Task brief
In the entries that follow, how many lines hold the string "contextPath"? Give only that number.

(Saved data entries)
+ + + +

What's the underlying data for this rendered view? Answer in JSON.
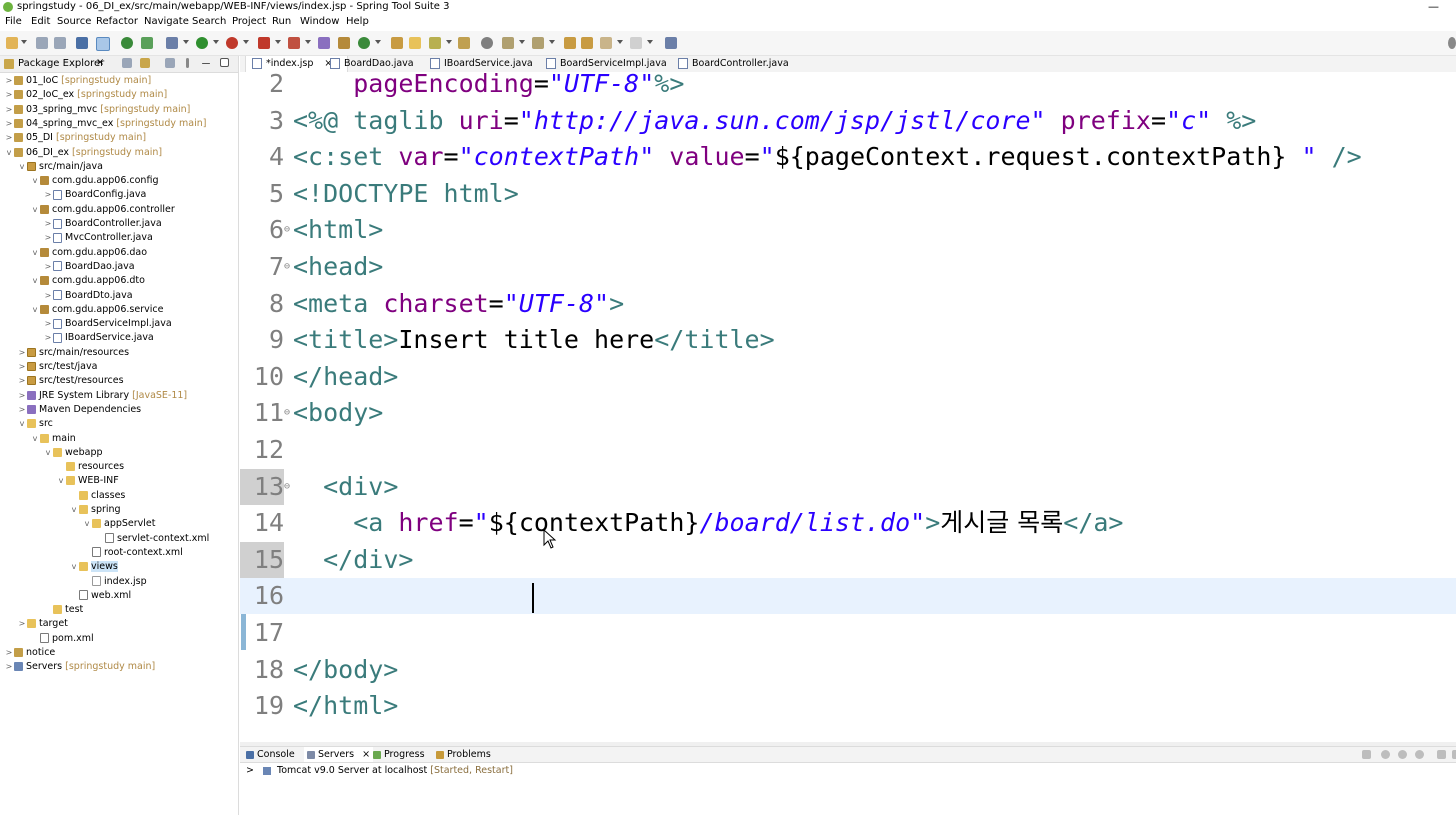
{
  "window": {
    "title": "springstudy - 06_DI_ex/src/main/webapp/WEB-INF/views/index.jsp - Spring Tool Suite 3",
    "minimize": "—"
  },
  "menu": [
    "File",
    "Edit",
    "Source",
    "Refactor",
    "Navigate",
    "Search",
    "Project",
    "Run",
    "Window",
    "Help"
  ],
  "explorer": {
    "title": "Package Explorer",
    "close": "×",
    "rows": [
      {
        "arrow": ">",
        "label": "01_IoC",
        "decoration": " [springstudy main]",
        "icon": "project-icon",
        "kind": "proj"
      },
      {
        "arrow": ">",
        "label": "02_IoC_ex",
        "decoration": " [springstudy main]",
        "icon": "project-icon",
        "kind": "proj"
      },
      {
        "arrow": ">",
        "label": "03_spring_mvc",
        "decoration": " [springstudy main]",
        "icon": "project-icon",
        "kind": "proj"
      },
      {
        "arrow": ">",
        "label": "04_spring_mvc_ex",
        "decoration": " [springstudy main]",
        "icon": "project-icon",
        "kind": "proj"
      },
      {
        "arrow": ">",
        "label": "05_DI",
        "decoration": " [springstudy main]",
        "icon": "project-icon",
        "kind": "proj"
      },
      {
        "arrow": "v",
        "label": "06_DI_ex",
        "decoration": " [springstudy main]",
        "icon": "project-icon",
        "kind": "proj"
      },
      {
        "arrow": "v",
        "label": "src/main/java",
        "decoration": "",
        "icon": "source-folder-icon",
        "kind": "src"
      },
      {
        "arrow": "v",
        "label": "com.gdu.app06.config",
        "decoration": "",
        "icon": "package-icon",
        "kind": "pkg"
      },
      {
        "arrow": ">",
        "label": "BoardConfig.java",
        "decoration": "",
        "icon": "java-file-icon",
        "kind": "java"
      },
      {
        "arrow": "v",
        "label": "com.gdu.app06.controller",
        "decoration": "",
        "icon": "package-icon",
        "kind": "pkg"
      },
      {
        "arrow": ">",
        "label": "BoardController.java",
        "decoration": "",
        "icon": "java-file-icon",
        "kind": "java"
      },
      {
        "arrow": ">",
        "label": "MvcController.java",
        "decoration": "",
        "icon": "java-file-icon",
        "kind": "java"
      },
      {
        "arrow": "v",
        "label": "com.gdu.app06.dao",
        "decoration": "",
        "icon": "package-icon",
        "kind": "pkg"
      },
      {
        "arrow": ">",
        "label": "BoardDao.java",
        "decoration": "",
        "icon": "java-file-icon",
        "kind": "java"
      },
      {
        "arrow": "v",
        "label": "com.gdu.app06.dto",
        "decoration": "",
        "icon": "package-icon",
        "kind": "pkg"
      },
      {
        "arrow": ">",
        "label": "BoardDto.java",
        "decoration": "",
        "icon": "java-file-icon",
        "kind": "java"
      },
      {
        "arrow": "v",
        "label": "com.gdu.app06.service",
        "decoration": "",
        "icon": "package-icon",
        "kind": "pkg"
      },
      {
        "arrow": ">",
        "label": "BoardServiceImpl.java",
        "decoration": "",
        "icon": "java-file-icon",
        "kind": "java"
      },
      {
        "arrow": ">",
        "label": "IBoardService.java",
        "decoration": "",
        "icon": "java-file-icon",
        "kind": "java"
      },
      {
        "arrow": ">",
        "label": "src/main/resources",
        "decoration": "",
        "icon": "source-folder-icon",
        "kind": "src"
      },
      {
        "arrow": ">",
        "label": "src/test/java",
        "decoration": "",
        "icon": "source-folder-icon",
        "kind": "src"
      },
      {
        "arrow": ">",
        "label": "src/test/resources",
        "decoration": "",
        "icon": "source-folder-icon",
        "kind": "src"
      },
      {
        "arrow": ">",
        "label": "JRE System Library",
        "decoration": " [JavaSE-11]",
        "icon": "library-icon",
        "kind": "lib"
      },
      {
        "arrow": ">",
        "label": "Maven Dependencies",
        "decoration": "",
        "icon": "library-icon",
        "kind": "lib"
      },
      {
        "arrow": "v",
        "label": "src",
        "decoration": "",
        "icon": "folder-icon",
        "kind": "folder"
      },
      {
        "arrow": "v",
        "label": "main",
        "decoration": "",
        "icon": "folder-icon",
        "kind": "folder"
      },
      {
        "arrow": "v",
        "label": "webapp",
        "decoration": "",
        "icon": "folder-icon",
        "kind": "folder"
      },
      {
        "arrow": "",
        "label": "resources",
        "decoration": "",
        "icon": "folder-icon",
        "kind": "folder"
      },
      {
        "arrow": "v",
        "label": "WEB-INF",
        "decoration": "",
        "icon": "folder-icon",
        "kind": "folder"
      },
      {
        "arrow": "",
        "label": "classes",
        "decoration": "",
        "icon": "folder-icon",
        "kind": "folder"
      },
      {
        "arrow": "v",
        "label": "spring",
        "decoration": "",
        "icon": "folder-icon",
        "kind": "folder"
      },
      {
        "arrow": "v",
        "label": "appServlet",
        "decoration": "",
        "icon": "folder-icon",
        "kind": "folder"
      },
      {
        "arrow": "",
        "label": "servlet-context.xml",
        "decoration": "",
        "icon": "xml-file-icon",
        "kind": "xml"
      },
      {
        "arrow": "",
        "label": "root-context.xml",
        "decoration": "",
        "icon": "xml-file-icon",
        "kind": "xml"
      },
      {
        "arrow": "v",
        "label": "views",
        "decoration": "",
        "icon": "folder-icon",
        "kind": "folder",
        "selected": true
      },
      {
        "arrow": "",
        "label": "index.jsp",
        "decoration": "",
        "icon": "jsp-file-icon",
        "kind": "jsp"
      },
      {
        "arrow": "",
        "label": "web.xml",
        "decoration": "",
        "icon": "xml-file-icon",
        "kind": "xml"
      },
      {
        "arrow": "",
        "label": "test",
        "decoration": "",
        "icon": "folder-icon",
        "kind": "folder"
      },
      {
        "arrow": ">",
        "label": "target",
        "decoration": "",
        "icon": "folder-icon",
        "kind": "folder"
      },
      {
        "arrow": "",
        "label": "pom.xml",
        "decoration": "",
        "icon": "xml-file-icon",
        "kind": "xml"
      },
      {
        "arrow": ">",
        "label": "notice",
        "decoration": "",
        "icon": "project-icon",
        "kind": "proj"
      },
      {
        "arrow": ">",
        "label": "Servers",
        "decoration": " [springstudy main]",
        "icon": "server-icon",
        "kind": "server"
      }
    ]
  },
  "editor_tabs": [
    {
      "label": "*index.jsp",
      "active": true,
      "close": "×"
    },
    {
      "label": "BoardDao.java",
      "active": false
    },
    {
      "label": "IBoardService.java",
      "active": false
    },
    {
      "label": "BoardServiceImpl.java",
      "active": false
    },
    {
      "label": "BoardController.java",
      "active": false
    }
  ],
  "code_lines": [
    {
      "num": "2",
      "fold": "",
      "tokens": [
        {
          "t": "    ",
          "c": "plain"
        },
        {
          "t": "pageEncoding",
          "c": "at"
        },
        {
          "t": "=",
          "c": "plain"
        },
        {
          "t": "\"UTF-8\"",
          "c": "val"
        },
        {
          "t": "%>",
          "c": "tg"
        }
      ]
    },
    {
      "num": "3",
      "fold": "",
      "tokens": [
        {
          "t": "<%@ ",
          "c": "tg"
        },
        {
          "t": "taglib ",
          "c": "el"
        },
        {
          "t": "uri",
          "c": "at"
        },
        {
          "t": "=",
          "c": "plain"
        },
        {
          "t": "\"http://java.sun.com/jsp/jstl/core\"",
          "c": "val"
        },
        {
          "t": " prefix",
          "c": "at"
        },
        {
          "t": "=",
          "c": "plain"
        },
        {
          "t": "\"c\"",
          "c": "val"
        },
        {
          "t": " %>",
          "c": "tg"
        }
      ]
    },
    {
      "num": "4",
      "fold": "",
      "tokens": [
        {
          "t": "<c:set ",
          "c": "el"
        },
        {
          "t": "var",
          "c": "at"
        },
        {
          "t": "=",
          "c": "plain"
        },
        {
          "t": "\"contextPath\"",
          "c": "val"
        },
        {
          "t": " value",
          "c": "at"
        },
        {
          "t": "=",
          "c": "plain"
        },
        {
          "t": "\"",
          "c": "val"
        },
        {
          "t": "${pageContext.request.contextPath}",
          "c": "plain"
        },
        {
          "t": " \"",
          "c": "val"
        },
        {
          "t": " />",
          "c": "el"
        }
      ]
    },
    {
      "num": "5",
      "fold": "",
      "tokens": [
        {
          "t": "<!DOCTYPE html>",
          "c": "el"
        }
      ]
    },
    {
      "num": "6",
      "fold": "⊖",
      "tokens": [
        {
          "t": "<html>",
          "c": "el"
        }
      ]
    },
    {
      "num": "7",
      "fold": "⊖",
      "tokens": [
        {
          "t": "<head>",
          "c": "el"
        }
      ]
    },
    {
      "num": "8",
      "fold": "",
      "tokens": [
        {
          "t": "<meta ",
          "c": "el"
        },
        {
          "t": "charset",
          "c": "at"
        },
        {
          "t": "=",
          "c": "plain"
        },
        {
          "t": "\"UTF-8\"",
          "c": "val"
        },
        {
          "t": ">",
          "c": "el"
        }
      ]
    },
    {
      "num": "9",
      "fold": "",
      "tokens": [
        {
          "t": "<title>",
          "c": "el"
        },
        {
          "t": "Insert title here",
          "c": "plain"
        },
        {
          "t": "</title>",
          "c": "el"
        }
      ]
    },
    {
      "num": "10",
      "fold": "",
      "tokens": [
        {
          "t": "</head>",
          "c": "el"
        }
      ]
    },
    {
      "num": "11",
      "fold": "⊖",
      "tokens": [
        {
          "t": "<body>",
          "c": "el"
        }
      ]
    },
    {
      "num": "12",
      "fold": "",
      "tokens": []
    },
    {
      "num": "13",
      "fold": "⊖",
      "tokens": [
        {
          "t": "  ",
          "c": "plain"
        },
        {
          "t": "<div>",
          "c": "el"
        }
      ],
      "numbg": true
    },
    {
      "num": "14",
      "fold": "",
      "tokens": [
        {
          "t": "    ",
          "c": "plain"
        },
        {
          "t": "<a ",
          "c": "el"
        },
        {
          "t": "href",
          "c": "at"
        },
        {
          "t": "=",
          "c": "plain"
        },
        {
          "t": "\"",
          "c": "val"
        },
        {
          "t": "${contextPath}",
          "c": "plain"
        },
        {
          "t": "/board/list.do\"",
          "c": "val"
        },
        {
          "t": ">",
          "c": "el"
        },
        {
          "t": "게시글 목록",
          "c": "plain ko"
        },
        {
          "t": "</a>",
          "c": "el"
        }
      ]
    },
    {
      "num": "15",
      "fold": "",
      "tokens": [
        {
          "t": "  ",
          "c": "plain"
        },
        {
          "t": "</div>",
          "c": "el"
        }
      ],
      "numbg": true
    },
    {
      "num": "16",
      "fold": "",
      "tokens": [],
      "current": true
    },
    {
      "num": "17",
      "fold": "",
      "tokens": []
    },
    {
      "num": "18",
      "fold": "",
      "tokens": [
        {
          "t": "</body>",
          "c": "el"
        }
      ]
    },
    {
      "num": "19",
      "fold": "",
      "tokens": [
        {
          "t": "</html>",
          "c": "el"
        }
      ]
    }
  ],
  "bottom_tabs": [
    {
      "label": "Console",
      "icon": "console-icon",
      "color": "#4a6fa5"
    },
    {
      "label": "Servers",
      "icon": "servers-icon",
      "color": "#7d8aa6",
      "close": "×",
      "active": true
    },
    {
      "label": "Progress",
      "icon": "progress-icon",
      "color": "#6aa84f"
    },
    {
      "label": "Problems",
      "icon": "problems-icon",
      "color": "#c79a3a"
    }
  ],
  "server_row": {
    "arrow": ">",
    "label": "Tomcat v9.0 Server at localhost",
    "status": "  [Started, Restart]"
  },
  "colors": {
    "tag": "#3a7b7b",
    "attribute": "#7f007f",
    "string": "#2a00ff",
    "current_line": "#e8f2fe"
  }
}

+ + + +

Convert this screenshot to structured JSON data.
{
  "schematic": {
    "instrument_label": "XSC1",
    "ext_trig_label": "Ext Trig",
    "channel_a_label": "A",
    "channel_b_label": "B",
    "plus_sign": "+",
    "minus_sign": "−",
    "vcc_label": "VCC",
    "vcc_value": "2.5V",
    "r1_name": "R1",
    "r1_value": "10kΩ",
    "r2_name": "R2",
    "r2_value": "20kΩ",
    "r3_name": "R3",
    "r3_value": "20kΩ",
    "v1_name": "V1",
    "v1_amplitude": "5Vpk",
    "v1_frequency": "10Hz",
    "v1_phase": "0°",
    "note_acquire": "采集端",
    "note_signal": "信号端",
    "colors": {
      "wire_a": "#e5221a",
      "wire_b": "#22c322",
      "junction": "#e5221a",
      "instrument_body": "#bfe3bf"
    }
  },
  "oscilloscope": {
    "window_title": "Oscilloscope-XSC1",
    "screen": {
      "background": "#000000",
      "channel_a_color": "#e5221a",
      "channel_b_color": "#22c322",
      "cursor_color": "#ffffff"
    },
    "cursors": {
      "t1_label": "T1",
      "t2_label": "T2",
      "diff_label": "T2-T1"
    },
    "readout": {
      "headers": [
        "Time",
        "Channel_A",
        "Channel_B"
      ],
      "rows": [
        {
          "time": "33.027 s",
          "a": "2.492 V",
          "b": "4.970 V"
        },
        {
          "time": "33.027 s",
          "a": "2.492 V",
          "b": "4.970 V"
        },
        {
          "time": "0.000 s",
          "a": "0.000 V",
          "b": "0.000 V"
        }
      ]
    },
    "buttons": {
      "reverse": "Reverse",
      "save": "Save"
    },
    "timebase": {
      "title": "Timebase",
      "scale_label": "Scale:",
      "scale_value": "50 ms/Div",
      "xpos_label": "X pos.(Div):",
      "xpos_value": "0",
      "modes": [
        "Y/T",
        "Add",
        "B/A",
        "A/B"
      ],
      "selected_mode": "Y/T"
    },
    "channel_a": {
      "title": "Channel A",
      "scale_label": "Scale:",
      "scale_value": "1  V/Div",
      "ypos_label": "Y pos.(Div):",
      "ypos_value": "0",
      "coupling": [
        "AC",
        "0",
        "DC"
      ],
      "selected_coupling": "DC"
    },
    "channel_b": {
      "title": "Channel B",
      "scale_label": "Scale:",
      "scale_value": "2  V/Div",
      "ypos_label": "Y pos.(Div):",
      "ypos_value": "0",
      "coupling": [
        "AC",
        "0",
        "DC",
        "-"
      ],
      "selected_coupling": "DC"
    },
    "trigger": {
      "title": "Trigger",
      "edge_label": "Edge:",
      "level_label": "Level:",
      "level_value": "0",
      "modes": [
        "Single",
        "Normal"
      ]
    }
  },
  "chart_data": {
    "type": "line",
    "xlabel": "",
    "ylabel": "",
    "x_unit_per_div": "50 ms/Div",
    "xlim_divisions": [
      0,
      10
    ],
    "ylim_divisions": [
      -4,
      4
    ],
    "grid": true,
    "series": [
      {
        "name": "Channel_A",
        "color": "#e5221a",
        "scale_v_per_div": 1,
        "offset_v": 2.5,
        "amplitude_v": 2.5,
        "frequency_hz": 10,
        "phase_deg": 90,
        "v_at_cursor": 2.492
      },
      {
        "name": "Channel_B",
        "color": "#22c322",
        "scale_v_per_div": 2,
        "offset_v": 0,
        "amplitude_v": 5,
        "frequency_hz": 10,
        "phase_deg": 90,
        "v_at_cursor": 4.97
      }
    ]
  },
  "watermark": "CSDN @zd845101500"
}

+ + + +

Task answer
3